REQUIREMENT: Keep the images out and copy every entry below exactly.

THE RECORDS:
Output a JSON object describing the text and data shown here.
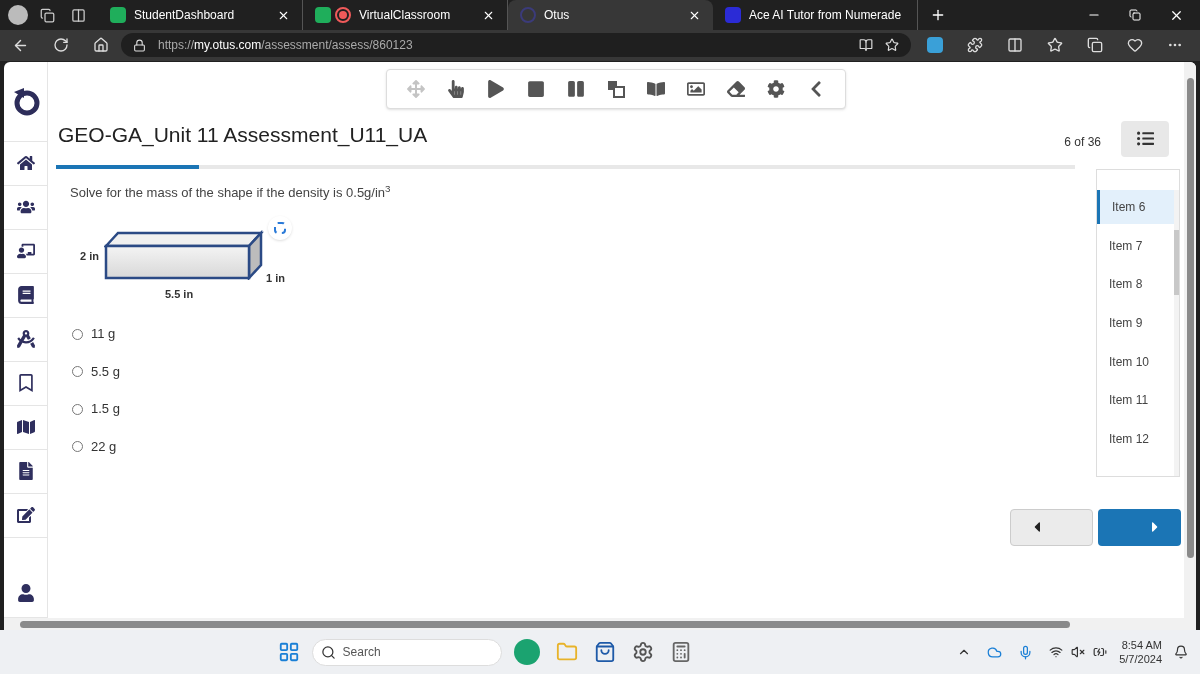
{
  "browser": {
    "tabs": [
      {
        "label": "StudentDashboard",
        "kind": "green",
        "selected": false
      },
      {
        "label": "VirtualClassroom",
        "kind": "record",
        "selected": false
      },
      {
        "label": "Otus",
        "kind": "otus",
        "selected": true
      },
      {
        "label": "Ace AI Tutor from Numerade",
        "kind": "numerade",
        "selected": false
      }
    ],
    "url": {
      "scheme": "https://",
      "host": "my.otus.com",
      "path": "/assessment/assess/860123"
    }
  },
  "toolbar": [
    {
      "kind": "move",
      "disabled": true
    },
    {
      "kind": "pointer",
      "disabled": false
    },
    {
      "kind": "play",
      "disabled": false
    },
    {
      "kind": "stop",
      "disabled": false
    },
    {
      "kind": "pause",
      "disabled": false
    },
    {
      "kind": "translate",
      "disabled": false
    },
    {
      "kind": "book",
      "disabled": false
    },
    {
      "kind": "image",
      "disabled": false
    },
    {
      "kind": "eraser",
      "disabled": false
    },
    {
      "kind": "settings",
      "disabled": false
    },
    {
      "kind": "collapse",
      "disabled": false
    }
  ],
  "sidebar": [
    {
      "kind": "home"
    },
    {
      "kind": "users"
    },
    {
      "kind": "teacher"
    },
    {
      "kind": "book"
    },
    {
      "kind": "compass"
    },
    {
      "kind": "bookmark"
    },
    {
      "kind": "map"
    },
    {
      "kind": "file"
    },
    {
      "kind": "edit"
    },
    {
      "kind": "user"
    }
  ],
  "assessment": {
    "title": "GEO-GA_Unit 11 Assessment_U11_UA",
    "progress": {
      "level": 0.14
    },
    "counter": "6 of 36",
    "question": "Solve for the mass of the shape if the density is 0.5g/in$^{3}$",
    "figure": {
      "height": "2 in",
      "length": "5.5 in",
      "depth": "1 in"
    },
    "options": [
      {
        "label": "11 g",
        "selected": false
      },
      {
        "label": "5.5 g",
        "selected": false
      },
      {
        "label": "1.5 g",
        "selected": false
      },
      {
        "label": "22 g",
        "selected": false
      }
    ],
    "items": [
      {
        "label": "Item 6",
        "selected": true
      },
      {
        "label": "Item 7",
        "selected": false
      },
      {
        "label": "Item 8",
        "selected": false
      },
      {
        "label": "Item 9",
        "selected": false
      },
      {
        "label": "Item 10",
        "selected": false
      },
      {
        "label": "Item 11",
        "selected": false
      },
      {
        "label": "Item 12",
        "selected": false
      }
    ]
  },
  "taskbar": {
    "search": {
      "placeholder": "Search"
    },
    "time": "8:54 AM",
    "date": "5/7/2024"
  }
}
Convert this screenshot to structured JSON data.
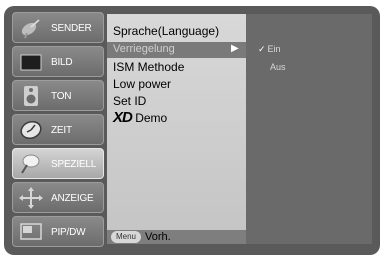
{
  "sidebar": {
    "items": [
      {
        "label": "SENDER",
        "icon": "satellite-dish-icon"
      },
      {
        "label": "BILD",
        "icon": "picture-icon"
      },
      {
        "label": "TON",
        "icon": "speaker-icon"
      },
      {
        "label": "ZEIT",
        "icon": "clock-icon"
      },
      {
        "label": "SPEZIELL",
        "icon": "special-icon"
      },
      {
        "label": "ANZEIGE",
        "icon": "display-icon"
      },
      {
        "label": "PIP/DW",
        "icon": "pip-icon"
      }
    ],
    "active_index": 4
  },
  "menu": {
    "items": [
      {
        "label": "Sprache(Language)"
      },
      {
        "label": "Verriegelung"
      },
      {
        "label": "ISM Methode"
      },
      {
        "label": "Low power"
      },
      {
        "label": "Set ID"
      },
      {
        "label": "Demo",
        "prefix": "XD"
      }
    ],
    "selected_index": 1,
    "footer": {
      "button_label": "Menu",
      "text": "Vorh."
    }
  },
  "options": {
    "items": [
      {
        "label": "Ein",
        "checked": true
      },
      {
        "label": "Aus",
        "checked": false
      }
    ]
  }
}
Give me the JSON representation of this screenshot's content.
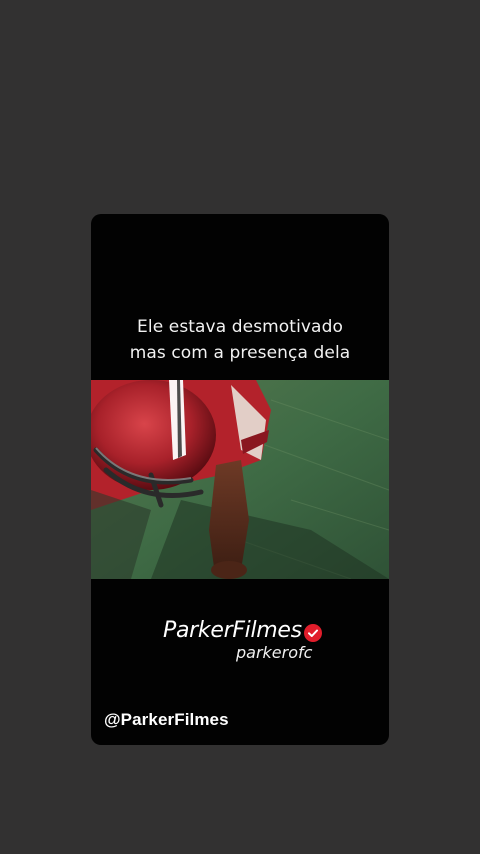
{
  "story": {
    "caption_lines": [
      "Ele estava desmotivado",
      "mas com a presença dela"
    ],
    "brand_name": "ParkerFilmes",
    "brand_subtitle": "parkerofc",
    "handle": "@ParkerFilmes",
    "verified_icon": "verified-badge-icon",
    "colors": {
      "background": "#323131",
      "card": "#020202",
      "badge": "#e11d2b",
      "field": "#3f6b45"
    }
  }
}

EXPECTED ANSWER:
Output a JSON object describing the text and data shown here.
{
  "browser": {
    "tabs": [
      {
        "label": "StudentDashboard",
        "kind": "green",
        "selected": false
      },
      {
        "label": "VirtualClassroom",
        "kind": "record",
        "selected": false
      },
      {
        "label": "Otus",
        "kind": "otus",
        "selected": true
      },
      {
        "label": "Ace AI Tutor from Numerade",
        "kind": "numerade",
        "selected": false
      }
    ],
    "url": {
      "scheme": "https://",
      "host": "my.otus.com",
      "path": "/assessment/assess/860123"
    }
  },
  "toolbar": [
    {
      "kind": "move",
      "disabled": true
    },
    {
      "kind": "pointer",
      "disabled": false
    },
    {
      "kind": "play",
      "disabled": false
    },
    {
      "kind": "stop",
      "disabled": false
    },
    {
      "kind": "pause",
      "disabled": false
    },
    {
      "kind": "translate",
      "disabled": false
    },
    {
      "kind": "book",
      "disabled": false
    },
    {
      "kind": "image",
      "disabled": false
    },
    {
      "kind": "eraser",
      "disabled": false
    },
    {
      "kind": "settings",
      "disabled": false
    },
    {
      "kind": "collapse",
      "disabled": false
    }
  ],
  "sidebar": [
    {
      "kind": "home"
    },
    {
      "kind": "users"
    },
    {
      "kind": "teacher"
    },
    {
      "kind": "book"
    },
    {
      "kind": "compass"
    },
    {
      "kind": "bookmark"
    },
    {
      "kind": "map"
    },
    {
      "kind": "file"
    },
    {
      "kind": "edit"
    },
    {
      "kind": "user"
    }
  ],
  "assessment": {
    "title": "GEO-GA_Unit 11 Assessment_U11_UA",
    "progress": {
      "level": 0.14
    },
    "counter": "6 of 36",
    "question": "Solve for the mass of the shape if the density is 0.5g/in$^{3}$",
    "figure": {
      "height": "2 in",
      "length": "5.5 in",
      "depth": "1 in"
    },
    "options": [
      {
        "label": "11 g",
        "selected": false
      },
      {
        "label": "5.5 g",
        "selected": false
      },
      {
        "label": "1.5 g",
        "selected": false
      },
      {
        "label": "22 g",
        "selected": false
      }
    ],
    "items": [
      {
        "label": "Item 6",
        "selected": true
      },
      {
        "label": "Item 7",
        "selected": false
      },
      {
        "label": "Item 8",
        "selected": false
      },
      {
        "label": "Item 9",
        "selected": false
      },
      {
        "label": "Item 10",
        "selected": false
      },
      {
        "label": "Item 11",
        "selected": false
      },
      {
        "label": "Item 12",
        "selected": false
      }
    ]
  },
  "taskbar": {
    "search": {
      "placeholder": "Search"
    },
    "time": "8:54 AM",
    "date": "5/7/2024"
  }
}
Convert this screenshot to structured JSON data.
{
  "sidebar": {
    "items": [
      {
        "label": "SENDER",
        "icon": "satellite-dish-icon"
      },
      {
        "label": "BILD",
        "icon": "picture-icon"
      },
      {
        "label": "TON",
        "icon": "speaker-icon"
      },
      {
        "label": "ZEIT",
        "icon": "clock-icon"
      },
      {
        "label": "SPEZIELL",
        "icon": "special-icon"
      },
      {
        "label": "ANZEIGE",
        "icon": "display-icon"
      },
      {
        "label": "PIP/DW",
        "icon": "pip-icon"
      }
    ],
    "active_index": 4
  },
  "menu": {
    "items": [
      {
        "label": "Sprache(Language)"
      },
      {
        "label": "Verriegelung"
      },
      {
        "label": "ISM Methode"
      },
      {
        "label": "Low power"
      },
      {
        "label": "Set ID"
      },
      {
        "label": "Demo",
        "prefix": "XD"
      }
    ],
    "selected_index": 1,
    "footer": {
      "button_label": "Menu",
      "text": "Vorh."
    }
  },
  "options": {
    "items": [
      {
        "label": "Ein",
        "checked": true
      },
      {
        "label": "Aus",
        "checked": false
      }
    ]
  }
}
Give me the JSON representation of this screenshot's content.
{
  "story": {
    "caption_lines": [
      "Ele estava desmotivado",
      "mas com a presença dela"
    ],
    "brand_name": "ParkerFilmes",
    "brand_subtitle": "parkerofc",
    "handle": "@ParkerFilmes",
    "verified_icon": "verified-badge-icon",
    "colors": {
      "background": "#323131",
      "card": "#020202",
      "badge": "#e11d2b",
      "field": "#3f6b45"
    }
  }
}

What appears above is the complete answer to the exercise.